■ **作業の指示**:
• A. かりゆし58のライブレポートのうち、「この公演は、昨年3月から新型」から「のライブ空間が生み出される。」までを一字も変えずに書き出してください。
• B. かりゆし58のライブレポートの続きを、最後の文の後から書き進めてください。

かりゆし58 “ハイサイロード”を進
むバンドとメンバーの生き方に希望を
見た、ツアー東京公演をレポート

ハイサイロード2021-バンドワゴン-

202108.27 Zepp Tokyo
かりゆし58が8月27日(金)、デビュー15周年記念した全国ツアー『ハイサイロード2021-バンドワゴン-』の東京公演をZepp Tokyoで開催した。
この公演は、昨年3月から新型コロナウイルスの影響で延期を重ねていたツアーの振替公演。15周年を迎えたこと、そして、長期休養していた中村洋貴(Dr,Per)がバンドに復帰したことをファンに報告する節目のライブとなった。
「そろそろ、かりゆし」のSEとともにメンバーの前川真悟(Vo,Ba)、新屋行裕(Gt)、中村洋貴(Per)、宮平直樹(Gt)とサポートドラマーの柳原和也が登場。まずは前川がアカペラで《君や僕のすぐそばで/聴こえるよ 希望の声》という言葉を響かせる。1曲目は配信限定EP『HeartBeat』に収録された「掌」。続いて最新アルバム『バンドワゴン』から、レゲエと沖縄音階が融合した「千惚り万惚り」を披露。切なさ、楽しさ、解放感が混ざり合う、かりゆし58ならではのライブ空間が生み出される。
「はいさーい! 大変長らくお待たせしました。今日はいろんなことを我慢してもらうけど、目いっぱい楽しんでください!」(新屋)という挨拶の後は、スカのビートと愛らしいラブソングが一つになった「そばの唄」、モータウン的なベースライン、ロックロール系のギターが共鳴する夏ソング「オリオンビーチ」で心地よい高揚感を演出。ゆったりと身体を揺らし、手拍子で応える観客も、この場所をしっかりと楽しんでいるようだ。
最初のMCで前川は、5年の療養期間を経て戻ってきた中村を改めて紹介。「洋貴の復帰祝いの1本だから」という前川に対して、中村は「また、この景色が見れて、本当に嬉しいです。一生懸命やりますので、よろしくお願いします」と挨拶すると、会場からは大きな拍手が巻き起こった。

■ **抽出データ**:
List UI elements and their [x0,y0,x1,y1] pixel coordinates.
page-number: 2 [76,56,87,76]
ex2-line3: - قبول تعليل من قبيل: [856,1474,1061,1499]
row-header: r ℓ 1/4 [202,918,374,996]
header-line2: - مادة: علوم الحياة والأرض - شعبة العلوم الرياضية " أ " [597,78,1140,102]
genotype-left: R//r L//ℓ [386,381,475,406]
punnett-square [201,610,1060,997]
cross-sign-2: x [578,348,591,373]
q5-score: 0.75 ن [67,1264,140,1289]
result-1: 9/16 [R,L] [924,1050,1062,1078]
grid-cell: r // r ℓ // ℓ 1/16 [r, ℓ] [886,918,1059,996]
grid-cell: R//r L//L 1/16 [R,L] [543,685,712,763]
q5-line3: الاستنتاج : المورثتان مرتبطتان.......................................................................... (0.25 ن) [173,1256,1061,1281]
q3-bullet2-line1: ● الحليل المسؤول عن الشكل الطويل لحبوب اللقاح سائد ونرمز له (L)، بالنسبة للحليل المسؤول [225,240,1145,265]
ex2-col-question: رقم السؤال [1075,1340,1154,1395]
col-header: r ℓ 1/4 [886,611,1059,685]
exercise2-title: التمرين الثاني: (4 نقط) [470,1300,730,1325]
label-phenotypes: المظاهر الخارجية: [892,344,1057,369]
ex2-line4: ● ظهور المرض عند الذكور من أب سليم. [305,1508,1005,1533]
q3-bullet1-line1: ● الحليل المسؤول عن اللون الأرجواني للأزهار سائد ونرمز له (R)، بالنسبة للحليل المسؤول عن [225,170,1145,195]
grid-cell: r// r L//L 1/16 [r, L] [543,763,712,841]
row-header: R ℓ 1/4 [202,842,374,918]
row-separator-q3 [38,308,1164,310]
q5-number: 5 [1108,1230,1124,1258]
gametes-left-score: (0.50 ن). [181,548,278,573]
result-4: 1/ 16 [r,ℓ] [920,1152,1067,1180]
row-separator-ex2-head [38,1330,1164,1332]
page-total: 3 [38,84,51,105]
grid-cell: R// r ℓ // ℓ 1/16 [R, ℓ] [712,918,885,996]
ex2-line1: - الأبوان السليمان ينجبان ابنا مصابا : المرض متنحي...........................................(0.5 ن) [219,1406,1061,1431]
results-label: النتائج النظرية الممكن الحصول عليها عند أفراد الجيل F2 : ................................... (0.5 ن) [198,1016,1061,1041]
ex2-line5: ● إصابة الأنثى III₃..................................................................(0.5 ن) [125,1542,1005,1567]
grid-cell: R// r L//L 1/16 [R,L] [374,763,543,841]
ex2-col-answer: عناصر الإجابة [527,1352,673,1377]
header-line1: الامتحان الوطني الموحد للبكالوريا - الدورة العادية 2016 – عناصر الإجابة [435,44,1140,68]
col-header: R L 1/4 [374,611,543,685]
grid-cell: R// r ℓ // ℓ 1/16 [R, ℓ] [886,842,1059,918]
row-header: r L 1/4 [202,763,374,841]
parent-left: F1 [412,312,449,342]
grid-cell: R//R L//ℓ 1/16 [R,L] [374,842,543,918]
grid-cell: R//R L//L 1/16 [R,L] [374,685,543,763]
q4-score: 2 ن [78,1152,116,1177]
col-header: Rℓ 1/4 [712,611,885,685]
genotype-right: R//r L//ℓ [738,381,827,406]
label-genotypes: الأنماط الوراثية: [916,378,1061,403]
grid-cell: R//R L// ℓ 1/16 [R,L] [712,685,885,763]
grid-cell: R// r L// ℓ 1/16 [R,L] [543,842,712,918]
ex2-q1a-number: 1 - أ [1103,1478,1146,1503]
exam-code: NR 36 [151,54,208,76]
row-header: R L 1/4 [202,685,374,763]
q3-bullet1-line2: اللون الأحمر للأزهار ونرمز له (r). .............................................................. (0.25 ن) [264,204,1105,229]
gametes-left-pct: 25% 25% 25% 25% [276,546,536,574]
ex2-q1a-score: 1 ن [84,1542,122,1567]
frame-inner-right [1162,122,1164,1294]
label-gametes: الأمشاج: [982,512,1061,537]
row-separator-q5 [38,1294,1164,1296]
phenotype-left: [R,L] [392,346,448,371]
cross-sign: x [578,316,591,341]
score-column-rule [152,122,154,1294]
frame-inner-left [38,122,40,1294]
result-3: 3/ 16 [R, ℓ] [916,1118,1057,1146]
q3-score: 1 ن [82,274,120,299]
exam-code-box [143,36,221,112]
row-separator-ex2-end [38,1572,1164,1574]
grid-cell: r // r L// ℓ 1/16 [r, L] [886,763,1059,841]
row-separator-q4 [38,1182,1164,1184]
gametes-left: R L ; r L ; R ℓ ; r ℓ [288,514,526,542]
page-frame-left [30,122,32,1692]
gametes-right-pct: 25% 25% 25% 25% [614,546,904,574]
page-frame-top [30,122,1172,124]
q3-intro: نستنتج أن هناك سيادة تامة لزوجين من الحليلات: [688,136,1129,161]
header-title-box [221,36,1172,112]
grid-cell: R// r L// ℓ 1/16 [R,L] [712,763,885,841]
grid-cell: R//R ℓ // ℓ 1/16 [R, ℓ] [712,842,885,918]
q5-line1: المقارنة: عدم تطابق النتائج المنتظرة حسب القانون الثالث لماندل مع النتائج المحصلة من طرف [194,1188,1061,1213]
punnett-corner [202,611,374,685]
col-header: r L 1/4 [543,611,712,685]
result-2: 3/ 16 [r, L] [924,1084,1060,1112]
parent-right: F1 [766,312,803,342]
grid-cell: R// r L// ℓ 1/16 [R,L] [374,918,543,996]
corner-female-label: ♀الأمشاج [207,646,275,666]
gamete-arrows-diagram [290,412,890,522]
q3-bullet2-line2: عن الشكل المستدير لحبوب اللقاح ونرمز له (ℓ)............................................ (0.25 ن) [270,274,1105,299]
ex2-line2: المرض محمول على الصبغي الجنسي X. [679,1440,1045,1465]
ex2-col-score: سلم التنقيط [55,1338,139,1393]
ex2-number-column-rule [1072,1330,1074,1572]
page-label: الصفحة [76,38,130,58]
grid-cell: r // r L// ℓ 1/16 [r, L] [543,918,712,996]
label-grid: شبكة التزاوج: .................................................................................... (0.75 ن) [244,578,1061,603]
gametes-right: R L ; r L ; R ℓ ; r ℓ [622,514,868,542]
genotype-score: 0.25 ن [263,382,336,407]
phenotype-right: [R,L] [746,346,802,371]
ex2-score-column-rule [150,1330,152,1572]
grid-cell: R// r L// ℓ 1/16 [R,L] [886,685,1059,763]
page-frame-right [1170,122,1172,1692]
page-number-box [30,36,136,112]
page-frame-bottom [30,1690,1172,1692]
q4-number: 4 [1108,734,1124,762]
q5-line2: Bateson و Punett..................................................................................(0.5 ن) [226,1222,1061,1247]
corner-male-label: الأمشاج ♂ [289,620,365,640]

■ **作業ごとの回答**:
• A.
この公演は、昨年3月から新型コロナウイルスの影響で延期を重ねていたツアーの振替公演。15周年を迎えたこと、そして、長期休養していた中村洋貴(Dr,Per)がバンドに復帰したことをファンに報告する節目のライブとなった。
「そろそろ、かりゆし」のSEとともにメンバーの前川真悟(Vo,Ba)、新屋行裕(Gt)、中村洋貴(Per)、宮平直樹(Gt)とサポートドラマーの柳原和也が登場。まずは前川がアカペラで《君や僕のすぐそばで/聴こえるよ 希望の声》という言葉を響かせる。1曲目は配信限定EP『HeartBeat』に収録された「掌」。続いて最新アルバム『バンドワゴン』から、レゲエと沖縄音階が融合した「千惚り万惚り」を披露。切なさ、楽しさ、解放感が混ざり合う、かりゆし58ならではのライブ空間が生み出される。

• B.
この日のライブはもちろん、マスク着用、声出し禁止。「顔が(マスクで)半分隠れているというのは、お互いを信じる力が強まるということです。あなたが楽しいことが好きなことを俺たちは信じてます。俺たちは楽しいことをやりたくて、ここにきました。前までのライブ会場の景色と、多少違いはあろうが、信じる力は十分に鍛えてますので、あなたと最高の夜を過ごす確信を持っております」(前川)という決意に溢れた言葉に導かれたのは、宮平の作曲によるロックバラード「カケラ」。《限りなく澄んだ言葉より/透明なまま 貴方と繋がった》というフレーズは、かりゆし58とオーディエンスの関係とも重なり、大きな感動を生み出した。そして、ライブ前半のクライマックスは、代表曲「ナナ」。しなやかな裏打ちのビート、叙情性に溢れたメロディ、どこまでも純粋な愛を綴った歌詞が一つになったこの曲は今や、かりゆし58のスタンダードだ。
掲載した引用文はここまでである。